→ **REQUIRED WORK**: Go through the entries and transcribe each one exactly, dropping the pictures.

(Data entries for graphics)
⟨

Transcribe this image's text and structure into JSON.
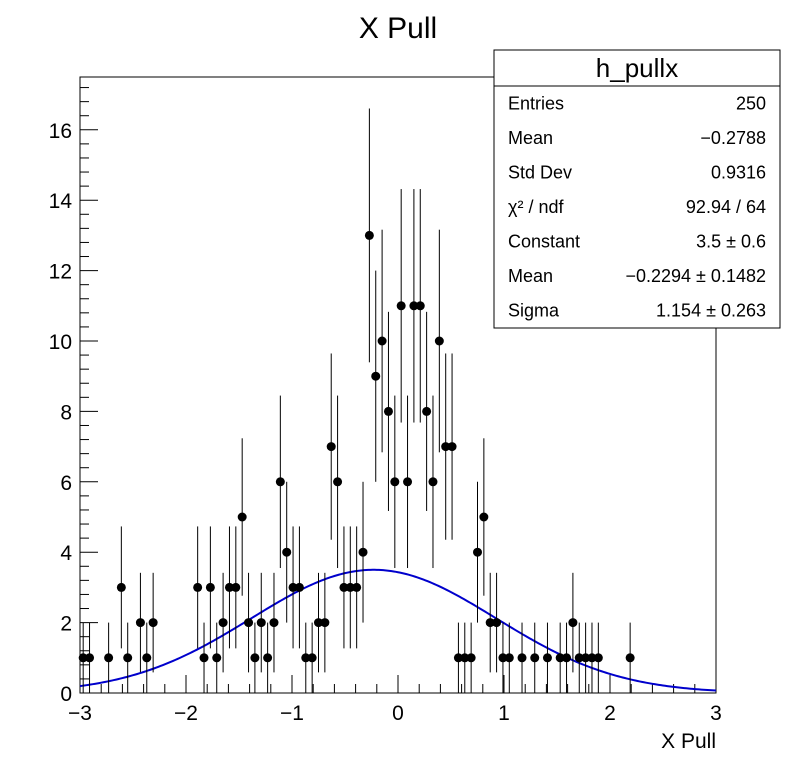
{
  "chart_data": {
    "type": "scatter",
    "title": "X Pull",
    "xlabel": "X Pull",
    "ylabel": "",
    "xlim": [
      -3,
      3
    ],
    "ylim": [
      0,
      17.5
    ],
    "x_ticks": [
      -3,
      -2,
      -1,
      0,
      1,
      2,
      3
    ],
    "x_tick_labels": [
      "−3",
      "−2",
      "−1",
      "0",
      "1",
      "2",
      "3"
    ],
    "y_ticks": [
      0,
      2,
      4,
      6,
      8,
      10,
      12,
      14,
      16
    ],
    "y_tick_labels": [
      "0",
      "2",
      "4",
      "6",
      "8",
      "10",
      "12",
      "14",
      "16"
    ],
    "bin_width": 0.06,
    "series": [
      {
        "type": "points-with-errors",
        "color": "#000000",
        "points": [
          {
            "x": -2.97,
            "y": 1
          },
          {
            "x": -2.91,
            "y": 1
          },
          {
            "x": -2.73,
            "y": 1
          },
          {
            "x": -2.61,
            "y": 3
          },
          {
            "x": -2.55,
            "y": 1
          },
          {
            "x": -2.43,
            "y": 2
          },
          {
            "x": -2.37,
            "y": 1
          },
          {
            "x": -2.31,
            "y": 2
          },
          {
            "x": -1.89,
            "y": 3
          },
          {
            "x": -1.83,
            "y": 1
          },
          {
            "x": -1.77,
            "y": 3
          },
          {
            "x": -1.71,
            "y": 1
          },
          {
            "x": -1.65,
            "y": 2
          },
          {
            "x": -1.59,
            "y": 3
          },
          {
            "x": -1.53,
            "y": 3
          },
          {
            "x": -1.47,
            "y": 5
          },
          {
            "x": -1.41,
            "y": 2
          },
          {
            "x": -1.35,
            "y": 1
          },
          {
            "x": -1.29,
            "y": 2
          },
          {
            "x": -1.23,
            "y": 1
          },
          {
            "x": -1.17,
            "y": 2
          },
          {
            "x": -1.11,
            "y": 6
          },
          {
            "x": -1.05,
            "y": 4
          },
          {
            "x": -0.99,
            "y": 3
          },
          {
            "x": -0.93,
            "y": 3
          },
          {
            "x": -0.87,
            "y": 1
          },
          {
            "x": -0.81,
            "y": 1
          },
          {
            "x": -0.75,
            "y": 2
          },
          {
            "x": -0.69,
            "y": 2
          },
          {
            "x": -0.63,
            "y": 7
          },
          {
            "x": -0.57,
            "y": 6
          },
          {
            "x": -0.51,
            "y": 3
          },
          {
            "x": -0.45,
            "y": 3
          },
          {
            "x": -0.39,
            "y": 3
          },
          {
            "x": -0.33,
            "y": 4
          },
          {
            "x": -0.27,
            "y": 13
          },
          {
            "x": -0.21,
            "y": 9
          },
          {
            "x": -0.15,
            "y": 10
          },
          {
            "x": -0.09,
            "y": 8
          },
          {
            "x": -0.03,
            "y": 6
          },
          {
            "x": 0.03,
            "y": 11
          },
          {
            "x": 0.09,
            "y": 6
          },
          {
            "x": 0.15,
            "y": 11
          },
          {
            "x": 0.21,
            "y": 11
          },
          {
            "x": 0.27,
            "y": 8
          },
          {
            "x": 0.33,
            "y": 6
          },
          {
            "x": 0.39,
            "y": 10
          },
          {
            "x": 0.45,
            "y": 7
          },
          {
            "x": 0.51,
            "y": 7
          },
          {
            "x": 0.57,
            "y": 1
          },
          {
            "x": 0.63,
            "y": 1
          },
          {
            "x": 0.69,
            "y": 1
          },
          {
            "x": 0.75,
            "y": 4
          },
          {
            "x": 0.81,
            "y": 5
          },
          {
            "x": 0.87,
            "y": 2
          },
          {
            "x": 0.93,
            "y": 2
          },
          {
            "x": 0.99,
            "y": 1
          },
          {
            "x": 1.05,
            "y": 1
          },
          {
            "x": 1.17,
            "y": 1
          },
          {
            "x": 1.29,
            "y": 1
          },
          {
            "x": 1.41,
            "y": 1
          },
          {
            "x": 1.53,
            "y": 1
          },
          {
            "x": 1.59,
            "y": 1
          },
          {
            "x": 1.65,
            "y": 2
          },
          {
            "x": 1.71,
            "y": 1
          },
          {
            "x": 1.77,
            "y": 1
          },
          {
            "x": 1.83,
            "y": 1
          },
          {
            "x": 1.89,
            "y": 1
          },
          {
            "x": 2.19,
            "y": 1
          }
        ]
      },
      {
        "type": "gaussian-fit",
        "color": "#0000cc",
        "constant": 3.5,
        "mean": -0.2294,
        "sigma": 1.154,
        "x_range": [
          -3,
          3
        ]
      }
    ],
    "legend_position": "top-right",
    "grid": false
  },
  "stats_box": {
    "title": "h_pullx",
    "rows": [
      {
        "label": "Entries",
        "value": "250"
      },
      {
        "label": "Mean",
        "value": "−0.2788"
      },
      {
        "label": "Std Dev",
        "value": "0.9316"
      },
      {
        "label": "χ² / ndf",
        "value": "92.94 / 64"
      },
      {
        "label": "Constant",
        "value": "3.5 ± 0.6"
      },
      {
        "label": "Mean",
        "value": "−0.2294 ± 0.1482"
      },
      {
        "label": "Sigma",
        "value": "1.154 ± 0.263"
      }
    ]
  }
}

⟩

→ **COMPLETE RESPONSE**:
Transcribe this image's text and structure into JSON.
{
  "chart_data": {
    "type": "scatter",
    "title": "X Pull",
    "xlabel": "X Pull",
    "ylabel": "",
    "xlim": [
      -3,
      3
    ],
    "ylim": [
      0,
      17.5
    ],
    "x_ticks": [
      -3,
      -2,
      -1,
      0,
      1,
      2,
      3
    ],
    "x_tick_labels": [
      "−3",
      "−2",
      "−1",
      "0",
      "1",
      "2",
      "3"
    ],
    "y_ticks": [
      0,
      2,
      4,
      6,
      8,
      10,
      12,
      14,
      16
    ],
    "y_tick_labels": [
      "0",
      "2",
      "4",
      "6",
      "8",
      "10",
      "12",
      "14",
      "16"
    ],
    "bin_width": 0.06,
    "series": [
      {
        "type": "points-with-errors",
        "color": "#000000",
        "points": [
          {
            "x": -2.97,
            "y": 1
          },
          {
            "x": -2.91,
            "y": 1
          },
          {
            "x": -2.73,
            "y": 1
          },
          {
            "x": -2.61,
            "y": 3
          },
          {
            "x": -2.55,
            "y": 1
          },
          {
            "x": -2.43,
            "y": 2
          },
          {
            "x": -2.37,
            "y": 1
          },
          {
            "x": -2.31,
            "y": 2
          },
          {
            "x": -1.89,
            "y": 3
          },
          {
            "x": -1.83,
            "y": 1
          },
          {
            "x": -1.77,
            "y": 3
          },
          {
            "x": -1.71,
            "y": 1
          },
          {
            "x": -1.65,
            "y": 2
          },
          {
            "x": -1.59,
            "y": 3
          },
          {
            "x": -1.53,
            "y": 3
          },
          {
            "x": -1.47,
            "y": 5
          },
          {
            "x": -1.41,
            "y": 2
          },
          {
            "x": -1.35,
            "y": 1
          },
          {
            "x": -1.29,
            "y": 2
          },
          {
            "x": -1.23,
            "y": 1
          },
          {
            "x": -1.17,
            "y": 2
          },
          {
            "x": -1.11,
            "y": 6
          },
          {
            "x": -1.05,
            "y": 4
          },
          {
            "x": -0.99,
            "y": 3
          },
          {
            "x": -0.93,
            "y": 3
          },
          {
            "x": -0.87,
            "y": 1
          },
          {
            "x": -0.81,
            "y": 1
          },
          {
            "x": -0.75,
            "y": 2
          },
          {
            "x": -0.69,
            "y": 2
          },
          {
            "x": -0.63,
            "y": 7
          },
          {
            "x": -0.57,
            "y": 6
          },
          {
            "x": -0.51,
            "y": 3
          },
          {
            "x": -0.45,
            "y": 3
          },
          {
            "x": -0.39,
            "y": 3
          },
          {
            "x": -0.33,
            "y": 4
          },
          {
            "x": -0.27,
            "y": 13
          },
          {
            "x": -0.21,
            "y": 9
          },
          {
            "x": -0.15,
            "y": 10
          },
          {
            "x": -0.09,
            "y": 8
          },
          {
            "x": -0.03,
            "y": 6
          },
          {
            "x": 0.03,
            "y": 11
          },
          {
            "x": 0.09,
            "y": 6
          },
          {
            "x": 0.15,
            "y": 11
          },
          {
            "x": 0.21,
            "y": 11
          },
          {
            "x": 0.27,
            "y": 8
          },
          {
            "x": 0.33,
            "y": 6
          },
          {
            "x": 0.39,
            "y": 10
          },
          {
            "x": 0.45,
            "y": 7
          },
          {
            "x": 0.51,
            "y": 7
          },
          {
            "x": 0.57,
            "y": 1
          },
          {
            "x": 0.63,
            "y": 1
          },
          {
            "x": 0.69,
            "y": 1
          },
          {
            "x": 0.75,
            "y": 4
          },
          {
            "x": 0.81,
            "y": 5
          },
          {
            "x": 0.87,
            "y": 2
          },
          {
            "x": 0.93,
            "y": 2
          },
          {
            "x": 0.99,
            "y": 1
          },
          {
            "x": 1.05,
            "y": 1
          },
          {
            "x": 1.17,
            "y": 1
          },
          {
            "x": 1.29,
            "y": 1
          },
          {
            "x": 1.41,
            "y": 1
          },
          {
            "x": 1.53,
            "y": 1
          },
          {
            "x": 1.59,
            "y": 1
          },
          {
            "x": 1.65,
            "y": 2
          },
          {
            "x": 1.71,
            "y": 1
          },
          {
            "x": 1.77,
            "y": 1
          },
          {
            "x": 1.83,
            "y": 1
          },
          {
            "x": 1.89,
            "y": 1
          },
          {
            "x": 2.19,
            "y": 1
          }
        ]
      },
      {
        "type": "gaussian-fit",
        "color": "#0000cc",
        "constant": 3.5,
        "mean": -0.2294,
        "sigma": 1.154,
        "x_range": [
          -3,
          3
        ]
      }
    ],
    "legend_position": "top-right",
    "grid": false
  },
  "stats_box": {
    "title": "h_pullx",
    "rows": [
      {
        "label": "Entries",
        "value": "250"
      },
      {
        "label": "Mean",
        "value": "−0.2788"
      },
      {
        "label": "Std Dev",
        "value": "0.9316"
      },
      {
        "label": "χ² / ndf",
        "value": "92.94 / 64"
      },
      {
        "label": "Constant",
        "value": "3.5 ± 0.6"
      },
      {
        "label": "Mean",
        "value": "−0.2294 ± 0.1482"
      },
      {
        "label": "Sigma",
        "value": "1.154 ± 0.263"
      }
    ]
  }
}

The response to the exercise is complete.